Items from a data source:
=-=-=-=-=
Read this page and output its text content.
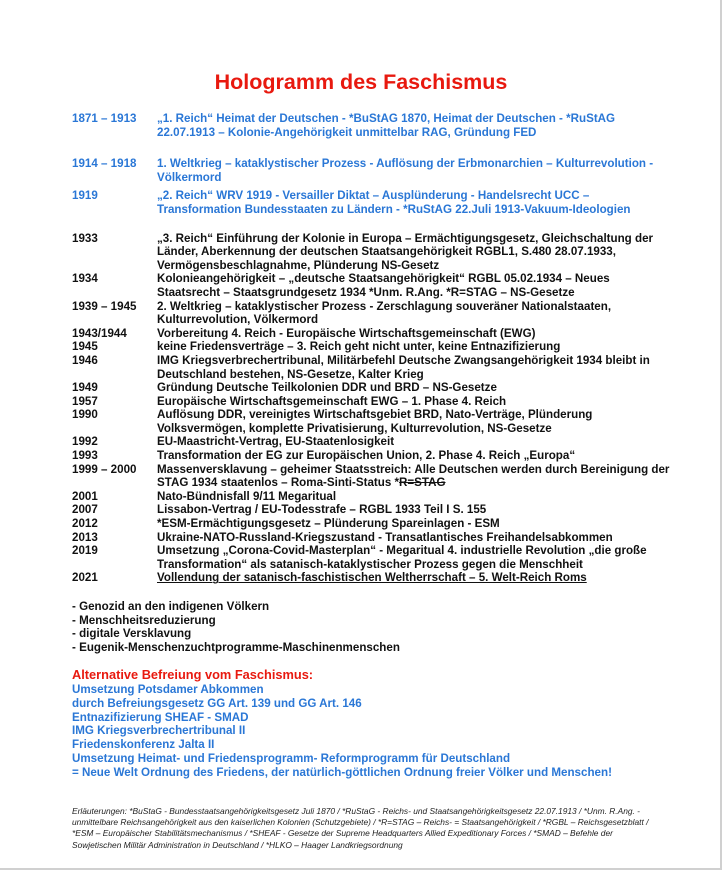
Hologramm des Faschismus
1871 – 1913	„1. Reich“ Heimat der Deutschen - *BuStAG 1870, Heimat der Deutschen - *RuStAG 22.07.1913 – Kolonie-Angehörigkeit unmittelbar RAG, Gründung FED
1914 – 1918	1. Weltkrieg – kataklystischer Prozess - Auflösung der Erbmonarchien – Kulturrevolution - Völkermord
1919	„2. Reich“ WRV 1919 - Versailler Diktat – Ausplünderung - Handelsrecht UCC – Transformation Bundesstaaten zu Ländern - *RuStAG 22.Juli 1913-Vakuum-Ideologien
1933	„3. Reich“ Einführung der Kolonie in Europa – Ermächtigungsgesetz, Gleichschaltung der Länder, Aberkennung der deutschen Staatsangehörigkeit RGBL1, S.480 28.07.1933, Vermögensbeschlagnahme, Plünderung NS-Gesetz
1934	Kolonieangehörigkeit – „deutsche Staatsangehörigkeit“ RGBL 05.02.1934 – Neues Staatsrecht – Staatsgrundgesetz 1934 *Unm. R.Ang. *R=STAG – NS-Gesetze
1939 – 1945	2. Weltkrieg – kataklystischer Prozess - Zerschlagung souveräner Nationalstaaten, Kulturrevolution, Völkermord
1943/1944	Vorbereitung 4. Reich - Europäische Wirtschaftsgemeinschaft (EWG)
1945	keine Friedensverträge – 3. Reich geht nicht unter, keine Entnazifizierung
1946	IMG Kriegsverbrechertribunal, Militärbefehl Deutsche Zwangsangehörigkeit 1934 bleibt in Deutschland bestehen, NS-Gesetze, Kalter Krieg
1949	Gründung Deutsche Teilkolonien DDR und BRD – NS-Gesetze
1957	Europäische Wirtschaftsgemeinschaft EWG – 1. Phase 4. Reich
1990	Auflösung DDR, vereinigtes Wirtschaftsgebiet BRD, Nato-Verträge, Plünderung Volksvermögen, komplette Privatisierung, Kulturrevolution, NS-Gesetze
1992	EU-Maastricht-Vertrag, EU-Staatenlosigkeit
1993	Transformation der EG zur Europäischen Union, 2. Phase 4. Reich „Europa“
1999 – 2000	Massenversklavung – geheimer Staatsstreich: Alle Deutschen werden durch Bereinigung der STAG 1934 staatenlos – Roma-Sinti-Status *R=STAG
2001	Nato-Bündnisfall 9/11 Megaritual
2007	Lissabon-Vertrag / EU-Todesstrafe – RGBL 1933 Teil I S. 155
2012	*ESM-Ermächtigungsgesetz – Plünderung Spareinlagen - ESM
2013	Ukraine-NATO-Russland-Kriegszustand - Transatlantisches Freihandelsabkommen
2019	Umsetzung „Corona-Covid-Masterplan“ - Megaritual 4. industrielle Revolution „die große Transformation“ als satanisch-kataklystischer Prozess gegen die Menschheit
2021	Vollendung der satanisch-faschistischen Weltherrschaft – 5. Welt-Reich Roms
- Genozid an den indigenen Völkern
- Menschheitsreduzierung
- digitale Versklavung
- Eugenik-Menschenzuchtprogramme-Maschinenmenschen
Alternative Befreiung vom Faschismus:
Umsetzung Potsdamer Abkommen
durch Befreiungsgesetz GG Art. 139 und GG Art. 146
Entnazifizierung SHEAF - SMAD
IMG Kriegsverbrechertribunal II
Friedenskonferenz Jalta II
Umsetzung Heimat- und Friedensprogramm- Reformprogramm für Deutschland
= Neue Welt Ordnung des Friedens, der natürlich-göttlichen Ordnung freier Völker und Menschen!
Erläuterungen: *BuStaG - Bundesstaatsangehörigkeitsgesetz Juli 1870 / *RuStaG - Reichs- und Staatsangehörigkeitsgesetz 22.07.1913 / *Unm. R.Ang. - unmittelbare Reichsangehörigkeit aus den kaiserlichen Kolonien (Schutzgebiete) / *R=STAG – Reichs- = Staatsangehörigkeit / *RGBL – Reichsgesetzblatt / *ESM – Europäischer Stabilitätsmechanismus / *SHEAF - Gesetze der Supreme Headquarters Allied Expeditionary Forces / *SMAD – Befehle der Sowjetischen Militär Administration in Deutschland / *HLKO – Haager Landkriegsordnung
=-=-=-=-=
Repeat each entry above word for word, leaving every picture out.

Read this page and output its text content.
Hologramm des Faschismus
1871 – 1913	„1. Reich“ Heimat der Deutschen - *BuStAG 1870, Heimat der Deutschen - *RuStAG 22.07.1913 – Kolonie-Angehörigkeit unmittelbar RAG, Gründung FED
1914 – 1918	1. Weltkrieg – kataklystischer Prozess - Auflösung der Erbmonarchien – Kulturrevolution - Völkermord
1919	„2. Reich“ WRV 1919 - Versailler Diktat – Ausplünderung - Handelsrecht UCC – Transformation Bundesstaaten zu Ländern - *RuStAG 22.Juli 1913-Vakuum-Ideologien
1933	„3. Reich“ Einführung der Kolonie in Europa – Ermächtigungsgesetz, Gleichschaltung der Länder, Aberkennung der deutschen Staatsangehörigkeit RGBL1, S.480 28.07.1933, Vermögensbeschlagnahme, Plünderung NS-Gesetz
1934	Kolonieangehörigkeit – „deutsche Staatsangehörigkeit“ RGBL 05.02.1934 – Neues Staatsrecht – Staatsgrundgesetz 1934 *Unm. R.Ang. *R=STAG – NS-Gesetze
1939 – 1945	2. Weltkrieg – kataklystischer Prozess - Zerschlagung souveräner Nationalstaaten, Kulturrevolution, Völkermord
1943/1944	Vorbereitung 4. Reich - Europäische Wirtschaftsgemeinschaft (EWG)
1945	keine Friedensverträge – 3. Reich geht nicht unter, keine Entnazifizierung
1946	IMG Kriegsverbrechertribunal, Militärbefehl Deutsche Zwangsangehörigkeit 1934 bleibt in Deutschland bestehen, NS-Gesetze, Kalter Krieg
1949	Gründung Deutsche Teilkolonien DDR und BRD – NS-Gesetze
1957	Europäische Wirtschaftsgemeinschaft EWG – 1. Phase 4. Reich
1990	Auflösung DDR, vereinigtes Wirtschaftsgebiet BRD, Nato-Verträge, Plünderung Volksvermögen, komplette Privatisierung, Kulturrevolution, NS-Gesetze
1992	EU-Maastricht-Vertrag, EU-Staatenlosigkeit
1993	Transformation der EG zur Europäischen Union, 2. Phase 4. Reich „Europa“
1999 – 2000	Massenversklavung – geheimer Staatsstreich: Alle Deutschen werden durch Bereinigung der STAG 1934 staatenlos – Roma-Sinti-Status *R=STAG
2001	Nato-Bündnisfall 9/11 Megaritual
2007	Lissabon-Vertrag / EU-Todesstrafe – RGBL 1933 Teil I S. 155
2012	*ESM-Ermächtigungsgesetz – Plünderung Spareinlagen - ESM
2013	Ukraine-NATO-Russland-Kriegszustand - Transatlantisches Freihandelsabkommen
2019	Umsetzung „Corona-Covid-Masterplan“ - Megaritual 4. industrielle Revolution „die große Transformation“ als satanisch-kataklystischer Prozess gegen die Menschheit
2021	Vollendung der satanisch-faschistischen Weltherrschaft – 5. Welt-Reich Roms
- Genozid an den indigenen Völkern
- Menschheitsreduzierung
- digitale Versklavung
- Eugenik-Menschenzuchtprogramme-Maschinenmenschen
Alternative Befreiung vom Faschismus:
Umsetzung Potsdamer Abkommen
durch Befreiungsgesetz GG Art. 139 und GG Art. 146
Entnazifizierung SHEAF - SMAD
IMG Kriegsverbrechertribunal II
Friedenskonferenz Jalta II
Umsetzung Heimat- und Friedensprogramm- Reformprogramm für Deutschland
= Neue Welt Ordnung des Friedens, der natürlich-göttlichen Ordnung freier Völker und Menschen!
Erläuterungen: *BuStaG - Bundesstaatsangehörigkeitsgesetz Juli 1870 / *RuStaG - Reichs- und Staatsangehörigkeitsgesetz 22.07.1913 / *Unm. R.Ang. - unmittelbare Reichsangehörigkeit aus den kaiserlichen Kolonien (Schutzgebiete) / *R=STAG – Reichs- = Staatsangehörigkeit / *RGBL – Reichsgesetzblatt / *ESM – Europäischer Stabilitätsmechanismus / *SHEAF - Gesetze der Supreme Headquarters Allied Expeditionary Forces / *SMAD – Befehle der Sowjetischen Militär Administration in Deutschland / *HLKO – Haager Landkriegsordnung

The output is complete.